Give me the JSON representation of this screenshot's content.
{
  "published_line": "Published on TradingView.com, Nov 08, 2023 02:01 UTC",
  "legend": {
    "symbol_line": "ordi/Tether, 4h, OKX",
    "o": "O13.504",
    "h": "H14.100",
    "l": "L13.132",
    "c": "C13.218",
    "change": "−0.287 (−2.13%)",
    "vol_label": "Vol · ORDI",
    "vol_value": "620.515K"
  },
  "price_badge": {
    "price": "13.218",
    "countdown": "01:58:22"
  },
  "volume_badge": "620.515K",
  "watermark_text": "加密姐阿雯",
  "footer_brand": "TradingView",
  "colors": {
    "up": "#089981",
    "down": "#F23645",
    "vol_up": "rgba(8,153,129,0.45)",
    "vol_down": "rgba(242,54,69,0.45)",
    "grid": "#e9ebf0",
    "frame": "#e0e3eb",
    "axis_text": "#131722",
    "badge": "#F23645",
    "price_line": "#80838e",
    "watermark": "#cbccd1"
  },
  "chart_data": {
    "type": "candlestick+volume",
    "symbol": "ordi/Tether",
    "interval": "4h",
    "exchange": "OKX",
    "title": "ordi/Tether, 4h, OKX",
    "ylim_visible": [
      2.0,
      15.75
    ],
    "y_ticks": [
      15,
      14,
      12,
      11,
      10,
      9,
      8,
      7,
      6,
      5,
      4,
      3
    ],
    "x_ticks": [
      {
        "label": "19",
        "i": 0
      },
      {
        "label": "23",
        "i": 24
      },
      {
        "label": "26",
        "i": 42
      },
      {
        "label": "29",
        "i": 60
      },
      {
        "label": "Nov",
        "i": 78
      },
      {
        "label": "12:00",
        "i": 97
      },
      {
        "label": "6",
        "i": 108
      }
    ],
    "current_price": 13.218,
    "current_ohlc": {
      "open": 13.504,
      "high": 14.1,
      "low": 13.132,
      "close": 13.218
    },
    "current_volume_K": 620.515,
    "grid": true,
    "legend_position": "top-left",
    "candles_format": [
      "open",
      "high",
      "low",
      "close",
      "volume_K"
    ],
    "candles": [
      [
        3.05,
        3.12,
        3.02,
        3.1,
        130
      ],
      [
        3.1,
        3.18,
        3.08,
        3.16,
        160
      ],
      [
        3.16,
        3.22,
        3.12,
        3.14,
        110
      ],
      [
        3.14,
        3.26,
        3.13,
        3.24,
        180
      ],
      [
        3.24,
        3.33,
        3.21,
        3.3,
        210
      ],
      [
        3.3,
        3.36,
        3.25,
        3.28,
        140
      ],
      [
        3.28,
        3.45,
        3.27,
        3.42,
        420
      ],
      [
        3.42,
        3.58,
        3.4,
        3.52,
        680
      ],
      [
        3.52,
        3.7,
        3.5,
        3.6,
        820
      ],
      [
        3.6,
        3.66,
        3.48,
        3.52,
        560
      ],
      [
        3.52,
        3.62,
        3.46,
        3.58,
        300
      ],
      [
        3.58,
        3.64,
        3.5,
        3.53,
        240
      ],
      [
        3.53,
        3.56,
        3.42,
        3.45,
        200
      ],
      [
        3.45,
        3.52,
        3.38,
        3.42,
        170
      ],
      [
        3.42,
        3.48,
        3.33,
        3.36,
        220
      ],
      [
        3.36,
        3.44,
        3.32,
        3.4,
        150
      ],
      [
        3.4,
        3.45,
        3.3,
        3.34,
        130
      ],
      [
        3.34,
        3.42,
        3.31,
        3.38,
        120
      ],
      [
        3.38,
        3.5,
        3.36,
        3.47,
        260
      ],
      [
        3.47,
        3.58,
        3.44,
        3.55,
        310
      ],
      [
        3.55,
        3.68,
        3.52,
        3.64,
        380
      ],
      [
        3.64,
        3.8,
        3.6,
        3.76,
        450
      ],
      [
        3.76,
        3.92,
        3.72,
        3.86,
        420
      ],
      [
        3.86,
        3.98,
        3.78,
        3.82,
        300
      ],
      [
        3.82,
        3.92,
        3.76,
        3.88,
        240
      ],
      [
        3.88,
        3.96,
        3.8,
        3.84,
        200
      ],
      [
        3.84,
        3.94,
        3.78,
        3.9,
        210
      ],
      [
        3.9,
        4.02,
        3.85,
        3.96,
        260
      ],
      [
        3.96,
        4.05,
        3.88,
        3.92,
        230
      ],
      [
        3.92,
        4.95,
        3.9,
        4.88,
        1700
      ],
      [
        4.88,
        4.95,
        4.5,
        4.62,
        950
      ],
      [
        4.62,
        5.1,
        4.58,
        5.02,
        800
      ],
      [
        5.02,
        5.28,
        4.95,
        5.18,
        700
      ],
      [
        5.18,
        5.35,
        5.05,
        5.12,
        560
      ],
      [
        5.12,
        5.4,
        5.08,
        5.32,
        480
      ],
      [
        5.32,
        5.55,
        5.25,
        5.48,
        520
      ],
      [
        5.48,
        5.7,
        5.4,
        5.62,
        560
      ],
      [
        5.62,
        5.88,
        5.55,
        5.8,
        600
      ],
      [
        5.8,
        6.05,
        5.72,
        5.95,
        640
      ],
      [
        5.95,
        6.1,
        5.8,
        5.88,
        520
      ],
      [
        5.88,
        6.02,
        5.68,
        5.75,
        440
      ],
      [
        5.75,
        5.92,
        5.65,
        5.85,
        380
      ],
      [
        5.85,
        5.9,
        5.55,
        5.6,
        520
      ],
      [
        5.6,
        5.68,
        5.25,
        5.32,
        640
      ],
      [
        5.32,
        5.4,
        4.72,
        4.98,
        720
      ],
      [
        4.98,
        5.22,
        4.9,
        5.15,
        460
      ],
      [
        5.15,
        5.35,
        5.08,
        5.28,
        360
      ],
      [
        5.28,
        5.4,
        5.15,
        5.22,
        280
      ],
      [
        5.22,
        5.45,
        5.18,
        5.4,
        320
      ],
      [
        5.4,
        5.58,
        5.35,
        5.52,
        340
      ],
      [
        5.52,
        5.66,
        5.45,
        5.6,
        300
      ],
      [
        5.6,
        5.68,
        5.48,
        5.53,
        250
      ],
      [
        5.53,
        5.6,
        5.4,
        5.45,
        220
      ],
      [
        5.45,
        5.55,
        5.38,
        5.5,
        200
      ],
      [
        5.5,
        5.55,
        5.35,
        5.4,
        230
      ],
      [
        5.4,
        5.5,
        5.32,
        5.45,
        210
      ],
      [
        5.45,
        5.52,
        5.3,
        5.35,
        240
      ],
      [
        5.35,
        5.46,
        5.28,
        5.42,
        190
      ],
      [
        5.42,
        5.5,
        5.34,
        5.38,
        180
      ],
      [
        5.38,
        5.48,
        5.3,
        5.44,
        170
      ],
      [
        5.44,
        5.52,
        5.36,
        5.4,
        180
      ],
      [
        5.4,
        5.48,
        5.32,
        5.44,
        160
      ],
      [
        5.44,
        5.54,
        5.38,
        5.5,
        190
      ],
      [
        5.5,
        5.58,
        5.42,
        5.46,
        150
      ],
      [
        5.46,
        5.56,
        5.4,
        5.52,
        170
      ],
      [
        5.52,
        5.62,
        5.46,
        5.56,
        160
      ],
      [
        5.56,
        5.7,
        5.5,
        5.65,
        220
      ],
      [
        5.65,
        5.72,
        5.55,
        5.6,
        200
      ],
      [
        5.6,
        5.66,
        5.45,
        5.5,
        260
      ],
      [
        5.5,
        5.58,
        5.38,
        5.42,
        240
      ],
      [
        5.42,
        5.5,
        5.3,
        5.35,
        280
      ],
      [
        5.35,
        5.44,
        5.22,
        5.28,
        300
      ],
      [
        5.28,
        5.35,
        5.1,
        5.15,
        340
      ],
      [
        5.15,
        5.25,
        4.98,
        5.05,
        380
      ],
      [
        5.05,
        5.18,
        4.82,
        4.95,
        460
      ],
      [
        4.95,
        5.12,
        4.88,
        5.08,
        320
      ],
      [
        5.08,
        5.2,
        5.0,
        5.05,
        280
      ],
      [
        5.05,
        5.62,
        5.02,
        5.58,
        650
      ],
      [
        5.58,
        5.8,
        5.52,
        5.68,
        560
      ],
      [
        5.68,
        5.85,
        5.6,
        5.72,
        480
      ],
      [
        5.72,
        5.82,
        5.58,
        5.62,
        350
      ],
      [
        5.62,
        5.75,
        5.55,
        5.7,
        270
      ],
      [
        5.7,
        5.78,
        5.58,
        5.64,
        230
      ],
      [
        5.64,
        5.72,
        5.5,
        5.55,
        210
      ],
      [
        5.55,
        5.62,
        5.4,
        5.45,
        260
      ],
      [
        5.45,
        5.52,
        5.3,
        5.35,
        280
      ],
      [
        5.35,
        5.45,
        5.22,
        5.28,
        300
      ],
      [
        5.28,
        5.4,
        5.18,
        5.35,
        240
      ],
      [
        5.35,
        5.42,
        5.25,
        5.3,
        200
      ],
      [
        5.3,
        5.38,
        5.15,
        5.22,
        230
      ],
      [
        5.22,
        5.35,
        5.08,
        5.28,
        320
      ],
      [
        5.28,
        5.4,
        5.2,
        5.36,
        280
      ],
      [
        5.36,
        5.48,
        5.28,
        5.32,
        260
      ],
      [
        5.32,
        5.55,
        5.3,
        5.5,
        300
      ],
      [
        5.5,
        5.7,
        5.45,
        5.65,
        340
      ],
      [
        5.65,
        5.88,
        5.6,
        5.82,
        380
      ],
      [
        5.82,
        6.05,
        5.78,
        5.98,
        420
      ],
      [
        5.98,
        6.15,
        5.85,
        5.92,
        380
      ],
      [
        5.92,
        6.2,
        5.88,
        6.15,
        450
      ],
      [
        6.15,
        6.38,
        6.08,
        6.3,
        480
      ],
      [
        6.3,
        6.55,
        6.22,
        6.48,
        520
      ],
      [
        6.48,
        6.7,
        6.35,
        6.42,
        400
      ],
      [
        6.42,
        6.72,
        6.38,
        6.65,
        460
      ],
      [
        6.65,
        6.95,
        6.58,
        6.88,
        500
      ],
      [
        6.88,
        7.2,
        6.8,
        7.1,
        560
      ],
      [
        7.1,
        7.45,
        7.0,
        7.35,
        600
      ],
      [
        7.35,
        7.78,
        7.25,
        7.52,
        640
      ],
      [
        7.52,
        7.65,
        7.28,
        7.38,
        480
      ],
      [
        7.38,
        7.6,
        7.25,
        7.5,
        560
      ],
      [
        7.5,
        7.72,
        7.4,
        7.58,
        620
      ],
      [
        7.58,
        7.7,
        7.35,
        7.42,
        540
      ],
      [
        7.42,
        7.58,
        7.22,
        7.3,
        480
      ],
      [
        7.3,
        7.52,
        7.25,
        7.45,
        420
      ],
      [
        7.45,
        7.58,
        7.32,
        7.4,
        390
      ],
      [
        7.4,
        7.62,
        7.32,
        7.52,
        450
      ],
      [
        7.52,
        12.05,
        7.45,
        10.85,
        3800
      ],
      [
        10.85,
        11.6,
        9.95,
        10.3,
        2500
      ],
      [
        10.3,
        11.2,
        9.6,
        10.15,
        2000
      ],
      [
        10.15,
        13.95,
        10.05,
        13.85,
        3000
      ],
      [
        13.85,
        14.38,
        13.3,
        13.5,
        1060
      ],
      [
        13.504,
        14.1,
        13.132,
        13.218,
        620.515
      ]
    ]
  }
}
※
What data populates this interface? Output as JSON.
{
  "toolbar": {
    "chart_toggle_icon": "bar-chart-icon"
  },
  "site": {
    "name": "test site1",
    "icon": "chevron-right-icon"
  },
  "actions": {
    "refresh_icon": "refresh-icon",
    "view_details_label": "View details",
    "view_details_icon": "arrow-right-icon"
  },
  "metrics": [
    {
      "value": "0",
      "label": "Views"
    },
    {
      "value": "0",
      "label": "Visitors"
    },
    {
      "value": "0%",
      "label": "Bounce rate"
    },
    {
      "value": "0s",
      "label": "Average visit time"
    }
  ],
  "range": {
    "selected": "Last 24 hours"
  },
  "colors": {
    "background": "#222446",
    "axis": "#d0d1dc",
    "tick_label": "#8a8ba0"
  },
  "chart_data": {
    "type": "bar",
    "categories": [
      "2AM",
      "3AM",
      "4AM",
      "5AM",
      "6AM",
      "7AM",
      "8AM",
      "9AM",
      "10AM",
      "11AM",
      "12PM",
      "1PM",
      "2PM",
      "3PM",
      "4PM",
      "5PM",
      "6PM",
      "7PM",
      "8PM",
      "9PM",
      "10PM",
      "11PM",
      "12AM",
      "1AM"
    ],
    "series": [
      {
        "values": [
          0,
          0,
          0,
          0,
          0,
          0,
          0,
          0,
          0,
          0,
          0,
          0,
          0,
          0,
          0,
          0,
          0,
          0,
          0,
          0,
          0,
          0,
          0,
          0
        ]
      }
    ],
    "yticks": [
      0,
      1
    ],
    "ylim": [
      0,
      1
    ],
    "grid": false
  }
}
※
# TASK DIRECTIONS
Pick out all lines containing the string "Tether".

# EXERCISE SOLUTION
    "symbol_line": "ordi/Tether, 4h, OKX",
    "symbol": "ordi/Tether",
    "title": "ordi/Tether, 4h, OKX",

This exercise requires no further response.